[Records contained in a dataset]
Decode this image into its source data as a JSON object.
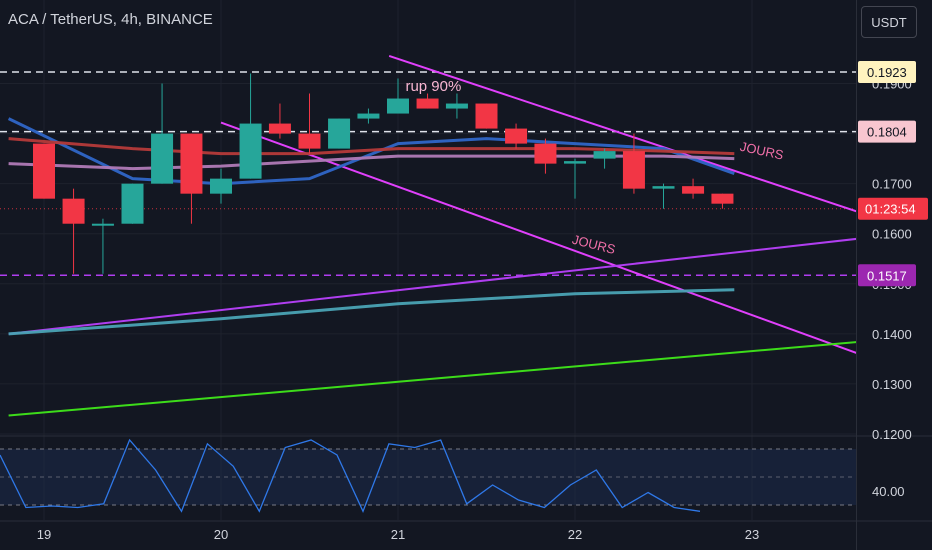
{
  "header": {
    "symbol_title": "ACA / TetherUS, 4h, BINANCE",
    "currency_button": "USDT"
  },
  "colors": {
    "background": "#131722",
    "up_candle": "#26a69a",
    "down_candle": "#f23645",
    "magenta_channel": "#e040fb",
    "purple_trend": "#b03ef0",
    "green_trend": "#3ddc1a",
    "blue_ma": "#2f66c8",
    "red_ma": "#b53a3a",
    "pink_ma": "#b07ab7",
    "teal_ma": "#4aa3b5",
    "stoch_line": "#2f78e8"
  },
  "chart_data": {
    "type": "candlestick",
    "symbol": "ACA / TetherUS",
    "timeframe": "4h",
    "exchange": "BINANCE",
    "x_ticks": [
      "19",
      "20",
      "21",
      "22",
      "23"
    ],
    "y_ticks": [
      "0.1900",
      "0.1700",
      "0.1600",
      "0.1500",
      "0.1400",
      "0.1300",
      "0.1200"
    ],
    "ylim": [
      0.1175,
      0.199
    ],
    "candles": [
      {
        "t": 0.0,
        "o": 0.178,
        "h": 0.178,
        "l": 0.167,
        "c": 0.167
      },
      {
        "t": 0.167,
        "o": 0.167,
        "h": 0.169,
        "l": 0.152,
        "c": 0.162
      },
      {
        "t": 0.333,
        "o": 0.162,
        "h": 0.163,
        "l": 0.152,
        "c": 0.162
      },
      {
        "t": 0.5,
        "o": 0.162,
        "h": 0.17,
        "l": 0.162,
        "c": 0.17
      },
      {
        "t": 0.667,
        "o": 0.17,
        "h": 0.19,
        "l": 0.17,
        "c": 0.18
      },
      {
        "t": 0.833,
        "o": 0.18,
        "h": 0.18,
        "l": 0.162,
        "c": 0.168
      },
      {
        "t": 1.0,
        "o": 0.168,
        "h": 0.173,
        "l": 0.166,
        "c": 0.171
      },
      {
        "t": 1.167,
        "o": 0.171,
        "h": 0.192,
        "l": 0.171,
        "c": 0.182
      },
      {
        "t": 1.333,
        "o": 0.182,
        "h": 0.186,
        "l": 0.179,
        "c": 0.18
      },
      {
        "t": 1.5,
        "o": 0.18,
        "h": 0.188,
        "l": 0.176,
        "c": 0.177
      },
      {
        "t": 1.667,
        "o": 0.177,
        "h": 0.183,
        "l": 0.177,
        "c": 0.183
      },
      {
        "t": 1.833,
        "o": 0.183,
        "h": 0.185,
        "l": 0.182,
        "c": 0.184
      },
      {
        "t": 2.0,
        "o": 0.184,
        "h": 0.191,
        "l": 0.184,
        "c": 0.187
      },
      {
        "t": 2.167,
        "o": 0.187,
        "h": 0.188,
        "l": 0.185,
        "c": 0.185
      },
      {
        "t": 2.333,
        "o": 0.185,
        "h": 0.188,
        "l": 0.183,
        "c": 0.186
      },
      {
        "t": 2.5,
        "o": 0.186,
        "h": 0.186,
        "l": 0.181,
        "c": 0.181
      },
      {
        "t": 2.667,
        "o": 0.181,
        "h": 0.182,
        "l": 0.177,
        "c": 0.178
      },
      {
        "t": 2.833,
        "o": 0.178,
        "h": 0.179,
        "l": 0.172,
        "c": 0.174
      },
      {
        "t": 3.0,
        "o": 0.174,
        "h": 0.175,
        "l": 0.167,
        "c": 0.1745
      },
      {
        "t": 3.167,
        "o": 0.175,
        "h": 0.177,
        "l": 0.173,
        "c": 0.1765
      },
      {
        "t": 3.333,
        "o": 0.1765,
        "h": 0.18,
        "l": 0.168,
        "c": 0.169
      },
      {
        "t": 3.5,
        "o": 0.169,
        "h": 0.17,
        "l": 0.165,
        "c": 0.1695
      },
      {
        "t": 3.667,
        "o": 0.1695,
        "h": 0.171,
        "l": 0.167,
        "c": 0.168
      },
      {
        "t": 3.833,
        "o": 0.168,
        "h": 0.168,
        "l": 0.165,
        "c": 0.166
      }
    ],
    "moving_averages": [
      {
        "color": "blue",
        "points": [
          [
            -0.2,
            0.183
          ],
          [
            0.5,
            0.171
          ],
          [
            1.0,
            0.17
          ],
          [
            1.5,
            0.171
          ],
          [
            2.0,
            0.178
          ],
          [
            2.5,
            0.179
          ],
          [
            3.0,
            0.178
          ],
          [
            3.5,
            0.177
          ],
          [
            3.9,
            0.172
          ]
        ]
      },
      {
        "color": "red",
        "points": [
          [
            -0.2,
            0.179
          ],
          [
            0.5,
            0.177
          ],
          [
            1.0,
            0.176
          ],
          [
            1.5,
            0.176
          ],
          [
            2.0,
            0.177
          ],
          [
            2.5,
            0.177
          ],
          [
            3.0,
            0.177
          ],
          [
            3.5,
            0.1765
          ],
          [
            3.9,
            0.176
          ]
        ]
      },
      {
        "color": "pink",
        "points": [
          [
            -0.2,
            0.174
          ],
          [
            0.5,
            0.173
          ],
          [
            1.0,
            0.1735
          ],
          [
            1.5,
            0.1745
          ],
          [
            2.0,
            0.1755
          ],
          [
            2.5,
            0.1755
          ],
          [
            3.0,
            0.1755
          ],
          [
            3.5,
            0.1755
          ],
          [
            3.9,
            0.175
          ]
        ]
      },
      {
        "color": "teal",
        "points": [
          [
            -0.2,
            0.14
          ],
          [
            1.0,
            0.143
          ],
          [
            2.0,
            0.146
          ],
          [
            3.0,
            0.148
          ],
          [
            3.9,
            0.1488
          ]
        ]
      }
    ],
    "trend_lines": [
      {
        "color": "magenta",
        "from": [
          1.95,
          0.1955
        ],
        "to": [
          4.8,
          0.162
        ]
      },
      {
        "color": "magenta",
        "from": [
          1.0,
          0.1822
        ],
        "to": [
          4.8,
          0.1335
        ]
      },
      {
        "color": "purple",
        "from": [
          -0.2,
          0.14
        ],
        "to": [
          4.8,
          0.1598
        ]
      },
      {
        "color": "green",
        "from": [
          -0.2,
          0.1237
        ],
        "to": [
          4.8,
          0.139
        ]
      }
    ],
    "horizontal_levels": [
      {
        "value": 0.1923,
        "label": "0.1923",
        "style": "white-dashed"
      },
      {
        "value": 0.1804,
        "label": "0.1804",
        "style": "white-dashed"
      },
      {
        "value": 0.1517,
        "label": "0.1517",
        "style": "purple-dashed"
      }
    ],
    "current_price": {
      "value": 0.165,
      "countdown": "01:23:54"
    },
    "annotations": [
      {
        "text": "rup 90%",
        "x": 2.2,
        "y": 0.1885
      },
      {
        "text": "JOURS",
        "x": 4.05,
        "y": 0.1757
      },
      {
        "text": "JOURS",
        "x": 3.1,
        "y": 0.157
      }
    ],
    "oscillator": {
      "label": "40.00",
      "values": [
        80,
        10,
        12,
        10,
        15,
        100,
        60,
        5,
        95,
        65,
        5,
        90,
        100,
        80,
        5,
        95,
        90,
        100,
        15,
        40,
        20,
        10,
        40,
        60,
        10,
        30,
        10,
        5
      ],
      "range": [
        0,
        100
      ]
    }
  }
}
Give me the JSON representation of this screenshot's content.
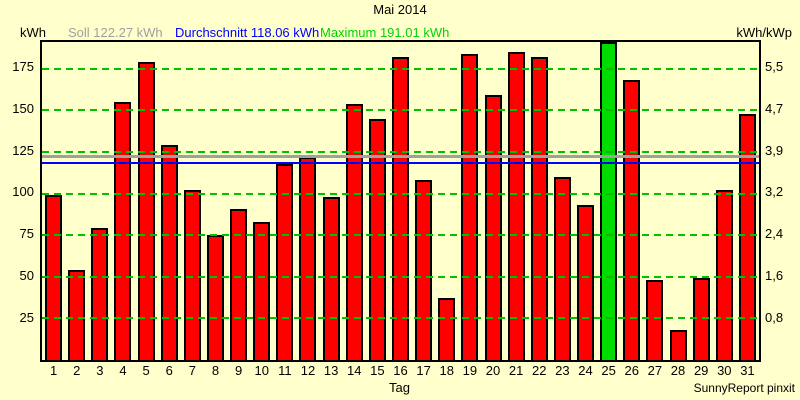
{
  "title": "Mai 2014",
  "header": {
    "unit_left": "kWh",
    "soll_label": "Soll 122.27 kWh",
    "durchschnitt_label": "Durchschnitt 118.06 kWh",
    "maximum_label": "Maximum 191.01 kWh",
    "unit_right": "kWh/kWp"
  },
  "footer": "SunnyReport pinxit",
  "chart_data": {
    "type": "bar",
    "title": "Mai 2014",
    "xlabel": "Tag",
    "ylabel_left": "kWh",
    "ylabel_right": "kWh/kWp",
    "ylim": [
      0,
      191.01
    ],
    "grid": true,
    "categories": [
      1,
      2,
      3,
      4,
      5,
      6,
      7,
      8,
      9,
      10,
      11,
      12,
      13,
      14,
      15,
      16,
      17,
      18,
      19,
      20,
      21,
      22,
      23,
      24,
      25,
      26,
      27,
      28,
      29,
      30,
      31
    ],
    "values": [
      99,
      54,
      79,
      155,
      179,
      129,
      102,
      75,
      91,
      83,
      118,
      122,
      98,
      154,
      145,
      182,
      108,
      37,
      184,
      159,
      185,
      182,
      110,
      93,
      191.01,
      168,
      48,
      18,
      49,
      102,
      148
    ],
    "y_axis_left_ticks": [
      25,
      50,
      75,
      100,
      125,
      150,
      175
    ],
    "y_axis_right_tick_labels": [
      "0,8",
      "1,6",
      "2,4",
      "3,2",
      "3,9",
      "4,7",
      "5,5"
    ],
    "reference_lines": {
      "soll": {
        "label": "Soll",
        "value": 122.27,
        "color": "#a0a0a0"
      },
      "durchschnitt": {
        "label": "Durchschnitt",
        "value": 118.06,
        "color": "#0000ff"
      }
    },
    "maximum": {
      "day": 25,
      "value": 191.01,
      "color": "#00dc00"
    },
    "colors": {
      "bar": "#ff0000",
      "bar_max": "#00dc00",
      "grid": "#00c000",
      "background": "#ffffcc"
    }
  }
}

AIM:
From the data above, copy out every line with the string "BINANCE" in it.

COMPLETED EXERCISE:
    "symbol_title": "ACA / TetherUS, 4h, BINANCE",
    "exchange": "BINANCE",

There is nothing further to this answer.